◆ INPUT ROWS ◆
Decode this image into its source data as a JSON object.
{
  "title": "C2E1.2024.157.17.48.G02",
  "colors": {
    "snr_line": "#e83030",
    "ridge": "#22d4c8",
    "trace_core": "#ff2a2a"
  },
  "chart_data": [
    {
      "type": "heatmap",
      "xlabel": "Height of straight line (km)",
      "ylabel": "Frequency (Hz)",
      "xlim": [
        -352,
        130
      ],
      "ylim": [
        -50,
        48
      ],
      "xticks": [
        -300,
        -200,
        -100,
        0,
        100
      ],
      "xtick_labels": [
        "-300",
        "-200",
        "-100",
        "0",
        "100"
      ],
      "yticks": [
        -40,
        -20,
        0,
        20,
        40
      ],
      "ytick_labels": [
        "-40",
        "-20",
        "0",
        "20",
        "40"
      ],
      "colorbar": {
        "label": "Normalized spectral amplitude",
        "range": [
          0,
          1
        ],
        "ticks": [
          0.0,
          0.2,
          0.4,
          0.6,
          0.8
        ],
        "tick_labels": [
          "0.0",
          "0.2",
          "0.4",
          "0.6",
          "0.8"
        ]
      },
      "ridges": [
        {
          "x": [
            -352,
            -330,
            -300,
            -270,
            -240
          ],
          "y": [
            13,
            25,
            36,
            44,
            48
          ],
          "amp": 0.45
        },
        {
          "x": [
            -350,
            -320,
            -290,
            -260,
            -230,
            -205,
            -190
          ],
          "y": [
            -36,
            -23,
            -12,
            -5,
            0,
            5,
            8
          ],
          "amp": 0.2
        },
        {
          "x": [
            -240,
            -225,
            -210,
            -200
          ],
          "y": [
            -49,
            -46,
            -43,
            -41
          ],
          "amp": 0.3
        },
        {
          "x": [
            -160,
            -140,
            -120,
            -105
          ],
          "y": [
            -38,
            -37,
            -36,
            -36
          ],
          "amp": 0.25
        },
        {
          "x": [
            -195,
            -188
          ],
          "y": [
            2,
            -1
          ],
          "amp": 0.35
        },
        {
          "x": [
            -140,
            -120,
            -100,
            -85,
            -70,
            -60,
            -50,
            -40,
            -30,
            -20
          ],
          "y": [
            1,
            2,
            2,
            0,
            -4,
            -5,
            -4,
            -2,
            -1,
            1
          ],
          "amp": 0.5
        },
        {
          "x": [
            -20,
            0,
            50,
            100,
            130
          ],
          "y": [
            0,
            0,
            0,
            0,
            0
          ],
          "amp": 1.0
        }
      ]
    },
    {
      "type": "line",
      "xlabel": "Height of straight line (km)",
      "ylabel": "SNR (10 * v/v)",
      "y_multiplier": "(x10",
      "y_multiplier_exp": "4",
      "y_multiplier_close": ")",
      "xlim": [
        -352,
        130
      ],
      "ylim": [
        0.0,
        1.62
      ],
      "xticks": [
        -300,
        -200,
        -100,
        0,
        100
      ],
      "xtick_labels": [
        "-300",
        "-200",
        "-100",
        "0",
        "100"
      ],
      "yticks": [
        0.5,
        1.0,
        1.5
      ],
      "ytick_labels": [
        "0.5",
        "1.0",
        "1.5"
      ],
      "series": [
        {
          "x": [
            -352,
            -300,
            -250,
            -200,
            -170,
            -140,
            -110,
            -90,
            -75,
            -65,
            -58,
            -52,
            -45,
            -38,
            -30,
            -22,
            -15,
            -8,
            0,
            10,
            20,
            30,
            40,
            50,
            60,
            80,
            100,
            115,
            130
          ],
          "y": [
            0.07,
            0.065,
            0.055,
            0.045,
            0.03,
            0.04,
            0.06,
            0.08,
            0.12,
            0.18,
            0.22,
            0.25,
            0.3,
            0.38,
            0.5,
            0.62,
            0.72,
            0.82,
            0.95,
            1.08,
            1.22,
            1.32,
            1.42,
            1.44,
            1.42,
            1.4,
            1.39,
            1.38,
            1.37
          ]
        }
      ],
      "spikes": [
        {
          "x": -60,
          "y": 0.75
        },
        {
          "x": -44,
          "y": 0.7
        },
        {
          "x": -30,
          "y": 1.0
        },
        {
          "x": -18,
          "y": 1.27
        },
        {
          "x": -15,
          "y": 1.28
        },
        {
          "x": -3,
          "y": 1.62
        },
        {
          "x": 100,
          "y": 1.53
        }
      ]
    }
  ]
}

◆ STATED GOAL ◆
Reproduce every line of the data verbatim.

◆ REPLY TO THE TASK ◆
Decode this image into its source data as a JSON object.
{
  "title": "C2E1.2024.157.17.48.G02",
  "colors": {
    "snr_line": "#e83030",
    "ridge": "#22d4c8",
    "trace_core": "#ff2a2a"
  },
  "chart_data": [
    {
      "type": "heatmap",
      "xlabel": "Height of straight line (km)",
      "ylabel": "Frequency (Hz)",
      "xlim": [
        -352,
        130
      ],
      "ylim": [
        -50,
        48
      ],
      "xticks": [
        -300,
        -200,
        -100,
        0,
        100
      ],
      "xtick_labels": [
        "-300",
        "-200",
        "-100",
        "0",
        "100"
      ],
      "yticks": [
        -40,
        -20,
        0,
        20,
        40
      ],
      "ytick_labels": [
        "-40",
        "-20",
        "0",
        "20",
        "40"
      ],
      "colorbar": {
        "label": "Normalized spectral amplitude",
        "range": [
          0,
          1
        ],
        "ticks": [
          0.0,
          0.2,
          0.4,
          0.6,
          0.8
        ],
        "tick_labels": [
          "0.0",
          "0.2",
          "0.4",
          "0.6",
          "0.8"
        ]
      },
      "ridges": [
        {
          "x": [
            -352,
            -330,
            -300,
            -270,
            -240
          ],
          "y": [
            13,
            25,
            36,
            44,
            48
          ],
          "amp": 0.45
        },
        {
          "x": [
            -350,
            -320,
            -290,
            -260,
            -230,
            -205,
            -190
          ],
          "y": [
            -36,
            -23,
            -12,
            -5,
            0,
            5,
            8
          ],
          "amp": 0.2
        },
        {
          "x": [
            -240,
            -225,
            -210,
            -200
          ],
          "y": [
            -49,
            -46,
            -43,
            -41
          ],
          "amp": 0.3
        },
        {
          "x": [
            -160,
            -140,
            -120,
            -105
          ],
          "y": [
            -38,
            -37,
            -36,
            -36
          ],
          "amp": 0.25
        },
        {
          "x": [
            -195,
            -188
          ],
          "y": [
            2,
            -1
          ],
          "amp": 0.35
        },
        {
          "x": [
            -140,
            -120,
            -100,
            -85,
            -70,
            -60,
            -50,
            -40,
            -30,
            -20
          ],
          "y": [
            1,
            2,
            2,
            0,
            -4,
            -5,
            -4,
            -2,
            -1,
            1
          ],
          "amp": 0.5
        },
        {
          "x": [
            -20,
            0,
            50,
            100,
            130
          ],
          "y": [
            0,
            0,
            0,
            0,
            0
          ],
          "amp": 1.0
        }
      ]
    },
    {
      "type": "line",
      "xlabel": "Height of straight line (km)",
      "ylabel": "SNR (10 * v/v)",
      "y_multiplier": "(x10",
      "y_multiplier_exp": "4",
      "y_multiplier_close": ")",
      "xlim": [
        -352,
        130
      ],
      "ylim": [
        0.0,
        1.62
      ],
      "xticks": [
        -300,
        -200,
        -100,
        0,
        100
      ],
      "xtick_labels": [
        "-300",
        "-200",
        "-100",
        "0",
        "100"
      ],
      "yticks": [
        0.5,
        1.0,
        1.5
      ],
      "ytick_labels": [
        "0.5",
        "1.0",
        "1.5"
      ],
      "series": [
        {
          "x": [
            -352,
            -300,
            -250,
            -200,
            -170,
            -140,
            -110,
            -90,
            -75,
            -65,
            -58,
            -52,
            -45,
            -38,
            -30,
            -22,
            -15,
            -8,
            0,
            10,
            20,
            30,
            40,
            50,
            60,
            80,
            100,
            115,
            130
          ],
          "y": [
            0.07,
            0.065,
            0.055,
            0.045,
            0.03,
            0.04,
            0.06,
            0.08,
            0.12,
            0.18,
            0.22,
            0.25,
            0.3,
            0.38,
            0.5,
            0.62,
            0.72,
            0.82,
            0.95,
            1.08,
            1.22,
            1.32,
            1.42,
            1.44,
            1.42,
            1.4,
            1.39,
            1.38,
            1.37
          ]
        }
      ],
      "spikes": [
        {
          "x": -60,
          "y": 0.75
        },
        {
          "x": -44,
          "y": 0.7
        },
        {
          "x": -30,
          "y": 1.0
        },
        {
          "x": -18,
          "y": 1.27
        },
        {
          "x": -15,
          "y": 1.28
        },
        {
          "x": -3,
          "y": 1.62
        },
        {
          "x": 100,
          "y": 1.53
        }
      ]
    }
  ]
}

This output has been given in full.